An exact transcription of the data below, complete and unaltered, is the expected answer.

· · · · ·

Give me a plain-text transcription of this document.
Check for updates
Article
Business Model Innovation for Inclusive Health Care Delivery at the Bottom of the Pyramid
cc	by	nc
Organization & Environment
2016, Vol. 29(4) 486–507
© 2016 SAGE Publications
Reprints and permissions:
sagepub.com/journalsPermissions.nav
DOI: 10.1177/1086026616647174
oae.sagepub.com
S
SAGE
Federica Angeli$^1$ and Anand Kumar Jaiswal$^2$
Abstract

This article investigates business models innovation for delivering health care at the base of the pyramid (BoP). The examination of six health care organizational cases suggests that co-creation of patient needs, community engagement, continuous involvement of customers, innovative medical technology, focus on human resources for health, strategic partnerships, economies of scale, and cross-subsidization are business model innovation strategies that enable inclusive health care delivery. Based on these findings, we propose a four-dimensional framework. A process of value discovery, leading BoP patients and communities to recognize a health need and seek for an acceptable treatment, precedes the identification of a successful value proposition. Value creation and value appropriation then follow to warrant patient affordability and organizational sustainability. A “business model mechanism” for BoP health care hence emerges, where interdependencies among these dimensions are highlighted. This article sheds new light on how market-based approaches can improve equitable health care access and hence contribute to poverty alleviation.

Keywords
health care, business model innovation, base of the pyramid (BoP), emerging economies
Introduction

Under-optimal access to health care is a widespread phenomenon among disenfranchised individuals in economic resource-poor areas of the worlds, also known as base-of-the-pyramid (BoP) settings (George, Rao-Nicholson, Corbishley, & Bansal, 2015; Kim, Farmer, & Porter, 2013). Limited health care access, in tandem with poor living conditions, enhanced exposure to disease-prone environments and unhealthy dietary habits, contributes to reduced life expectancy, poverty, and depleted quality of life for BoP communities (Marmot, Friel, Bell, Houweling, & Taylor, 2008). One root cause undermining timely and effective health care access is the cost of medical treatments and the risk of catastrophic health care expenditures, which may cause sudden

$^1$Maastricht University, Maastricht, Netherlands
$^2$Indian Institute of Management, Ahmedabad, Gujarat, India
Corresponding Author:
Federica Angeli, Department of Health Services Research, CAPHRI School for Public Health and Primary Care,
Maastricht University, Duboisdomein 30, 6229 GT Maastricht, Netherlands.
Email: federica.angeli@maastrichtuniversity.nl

· · · · ·

#### Answer:
Give me a plain-text transcription of this document.
Check for updates
Article
Business Model Innovation for Inclusive Health Care Delivery at the Bottom of the Pyramid
cc	by	nc
Organization & Environment
2016, Vol. 29(4) 486–507
© 2016 SAGE Publications
Reprints and permissions:
sagepub.com/journalsPermissions.nav
DOI: 10.1177/1086026616647174
oae.sagepub.com
S
SAGE
Federica Angeli$^1$ and Anand Kumar Jaiswal$^2$
Abstract

This article investigates business models innovation for delivering health care at the base of the pyramid (BoP). The examination of six health care organizational cases suggests that co-creation of patient needs, community engagement, continuous involvement of customers, innovative medical technology, focus on human resources for health, strategic partnerships, economies of scale, and cross-subsidization are business model innovation strategies that enable inclusive health care delivery. Based on these findings, we propose a four-dimensional framework. A process of value discovery, leading BoP patients and communities to recognize a health need and seek for an acceptable treatment, precedes the identification of a successful value proposition. Value creation and value appropriation then follow to warrant patient affordability and organizational sustainability. A “business model mechanism” for BoP health care hence emerges, where interdependencies among these dimensions are highlighted. This article sheds new light on how market-based approaches can improve equitable health care access and hence contribute to poverty alleviation.

Keywords
health care, business model innovation, base of the pyramid (BoP), emerging economies
Introduction

Under-optimal access to health care is a widespread phenomenon among disenfranchised individuals in economic resource-poor areas of the worlds, also known as base-of-the-pyramid (BoP) settings (George, Rao-Nicholson, Corbishley, & Bansal, 2015; Kim, Farmer, & Porter, 2013). Limited health care access, in tandem with poor living conditions, enhanced exposure to disease-prone environments and unhealthy dietary habits, contributes to reduced life expectancy, poverty, and depleted quality of life for BoP communities (Marmot, Friel, Bell, Houweling, & Taylor, 2008). One root cause undermining timely and effective health care access is the cost of medical treatments and the risk of catastrophic health care expenditures, which may cause sudden

$^1$Maastricht University, Maastricht, Netherlands
$^2$Indian Institute of Management, Ahmedabad, Gujarat, India
Corresponding Author:
Federica Angeli, Department of Health Services Research, CAPHRI School for Public Health and Primary Care,
Maastricht University, Duboisdomein 30, 6229 GT Maastricht, Netherlands.
Email: federica.angeli@maastrichtuniversity.nl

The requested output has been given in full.